> **Request**: Strip the pictures and reproduce the rest of the listing exactly.

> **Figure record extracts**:
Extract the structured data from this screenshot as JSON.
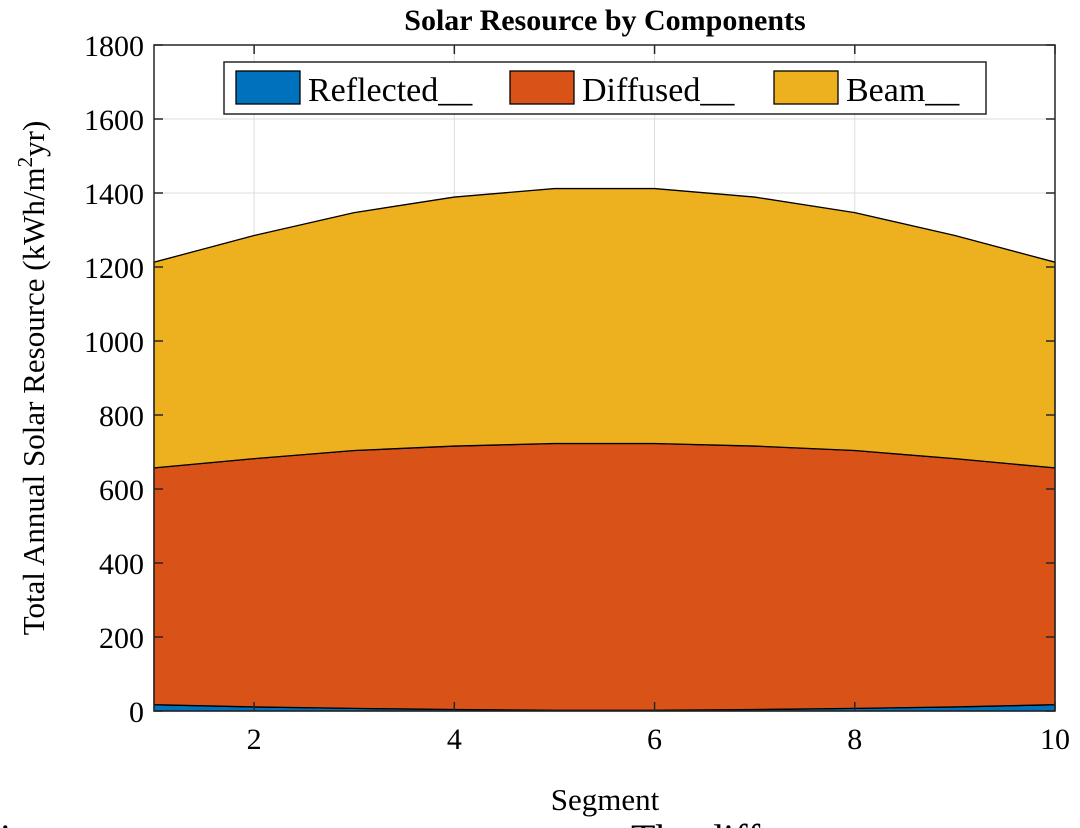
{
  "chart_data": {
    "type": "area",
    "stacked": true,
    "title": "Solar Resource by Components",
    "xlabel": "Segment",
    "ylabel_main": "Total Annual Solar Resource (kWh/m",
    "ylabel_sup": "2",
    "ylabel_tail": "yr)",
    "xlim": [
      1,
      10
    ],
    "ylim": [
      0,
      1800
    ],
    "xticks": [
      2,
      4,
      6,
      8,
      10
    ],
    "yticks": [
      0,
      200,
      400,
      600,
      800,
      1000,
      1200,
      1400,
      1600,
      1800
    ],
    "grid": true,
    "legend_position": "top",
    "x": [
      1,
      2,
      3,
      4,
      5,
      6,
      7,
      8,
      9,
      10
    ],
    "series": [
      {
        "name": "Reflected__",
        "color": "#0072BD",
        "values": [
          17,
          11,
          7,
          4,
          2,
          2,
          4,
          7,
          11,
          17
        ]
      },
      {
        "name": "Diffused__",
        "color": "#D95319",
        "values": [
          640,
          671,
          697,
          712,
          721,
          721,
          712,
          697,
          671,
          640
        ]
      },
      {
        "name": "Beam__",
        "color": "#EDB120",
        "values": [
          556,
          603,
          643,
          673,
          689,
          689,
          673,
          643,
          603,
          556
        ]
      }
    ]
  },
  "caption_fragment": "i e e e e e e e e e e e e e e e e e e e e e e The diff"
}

> **Task response**:
Extract the structured data from this screenshot as JSON.
{
  "chart_data": {
    "type": "area",
    "stacked": true,
    "title": "Solar Resource by Components",
    "xlabel": "Segment",
    "ylabel_main": "Total Annual Solar Resource (kWh/m",
    "ylabel_sup": "2",
    "ylabel_tail": "yr)",
    "xlim": [
      1,
      10
    ],
    "ylim": [
      0,
      1800
    ],
    "xticks": [
      2,
      4,
      6,
      8,
      10
    ],
    "yticks": [
      0,
      200,
      400,
      600,
      800,
      1000,
      1200,
      1400,
      1600,
      1800
    ],
    "grid": true,
    "legend_position": "top",
    "x": [
      1,
      2,
      3,
      4,
      5,
      6,
      7,
      8,
      9,
      10
    ],
    "series": [
      {
        "name": "Reflected__",
        "color": "#0072BD",
        "values": [
          17,
          11,
          7,
          4,
          2,
          2,
          4,
          7,
          11,
          17
        ]
      },
      {
        "name": "Diffused__",
        "color": "#D95319",
        "values": [
          640,
          671,
          697,
          712,
          721,
          721,
          712,
          697,
          671,
          640
        ]
      },
      {
        "name": "Beam__",
        "color": "#EDB120",
        "values": [
          556,
          603,
          643,
          673,
          689,
          689,
          673,
          643,
          603,
          556
        ]
      }
    ]
  },
  "caption_fragment": "i e e e e e e e e e e e e e e e e e e e e e e The diff"
}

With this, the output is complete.